▶ **Estratto della fonte**:
La stanza
affollata sembra una sauna, effetto naturale del sole
ardente che colpisce il tetto di lamiera e della mancanza
di un ventilatore o di un condizionatore che mitighino
il caldo desertico. Tutti parlano della “rotta
del vino”, un nome benevolo, quasi idilliaco,
per un sinistro piano di suddivisione territoriale che
il governo israeliano sta mettendo in atto.
“È arrivato il momento di organizzarsi”
dice uno. “Non c’è modo per contrastarlo”
risponde un altro. Questa discussione, schietta, va
avanti per parecchi minuti finché la gente inizia
a prendere posto sui tappeti e sui cuscini che ornano
il pavimento di cemento.
L’organizzatore dell’incontro, un coordinatore
del Negev Coexistence Forum for Civil Equality, chiede
ai nostri ospiti di parlare. Uno dopo l’altro,
i beduini si alzano per raccontare le proprie storie
personali. Tutti parlano dell’abuso perpetrato
contro la loro comunità con l’approvazione
dello Stato. Ingiustizia dopo ingiustizia a creare una
storia impietosa di espulsione, violenza, repressione
e inganno.

▶ **Righe di dati**:
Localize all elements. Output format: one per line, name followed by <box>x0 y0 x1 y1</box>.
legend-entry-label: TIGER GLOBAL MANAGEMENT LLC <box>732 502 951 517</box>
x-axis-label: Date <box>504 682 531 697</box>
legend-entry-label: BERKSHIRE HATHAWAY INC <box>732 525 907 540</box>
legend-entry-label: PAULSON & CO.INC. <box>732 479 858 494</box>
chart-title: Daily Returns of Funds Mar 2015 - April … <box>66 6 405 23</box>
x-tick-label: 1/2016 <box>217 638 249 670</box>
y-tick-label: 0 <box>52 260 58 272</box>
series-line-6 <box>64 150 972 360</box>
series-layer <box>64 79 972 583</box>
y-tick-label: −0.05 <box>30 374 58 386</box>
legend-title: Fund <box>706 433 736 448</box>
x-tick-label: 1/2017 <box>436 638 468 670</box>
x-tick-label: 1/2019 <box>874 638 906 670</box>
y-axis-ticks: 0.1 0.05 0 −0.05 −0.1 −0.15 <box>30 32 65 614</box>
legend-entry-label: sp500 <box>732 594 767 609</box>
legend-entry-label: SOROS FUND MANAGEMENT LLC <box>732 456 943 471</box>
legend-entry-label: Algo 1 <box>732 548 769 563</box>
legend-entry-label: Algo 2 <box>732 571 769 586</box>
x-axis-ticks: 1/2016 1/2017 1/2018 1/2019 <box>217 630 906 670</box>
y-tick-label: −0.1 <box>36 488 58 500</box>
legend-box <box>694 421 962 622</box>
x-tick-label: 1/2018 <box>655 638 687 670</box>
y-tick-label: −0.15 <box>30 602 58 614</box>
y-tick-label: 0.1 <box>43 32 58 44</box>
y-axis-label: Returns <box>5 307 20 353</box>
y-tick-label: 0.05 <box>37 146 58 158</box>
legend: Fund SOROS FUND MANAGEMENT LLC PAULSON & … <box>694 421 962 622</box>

▶ **Esercizi**:
**a.** Ripeti parola per parola il passo del brano sull'incontro con i beduini che comincia con "risponde un altro." e prosegue fino a "pavimento di cemento.".
**b.** Riscrivi in forma più breve il paragrafo del brano sull'incontro con i beduini che inizia con "L'organizzatore dell'incontro", mantenendone i fatti principali.
I record qui non servono.

▶ **Risposte complete**:
**a.**
risponde un altro. Questa discussione, schietta, va
avanti per parecchi minuti finché la gente inizia
a prendere posto sui tappeti e sui cuscini che ornano
il pavimento di cemento.

**b.** Un coordinatore del Negev Coexistence Forum for Civil Equality organizza l'incontro e invita gli ospiti a parlare. I beduini si alzano uno dopo l'altro e raccontano le loro storie personali. Parlano degli abusi subiti dalla comunità con l'approvazione dello Stato, una serie di ingiustizie fatta di espulsione, violenza, repressione e inganno.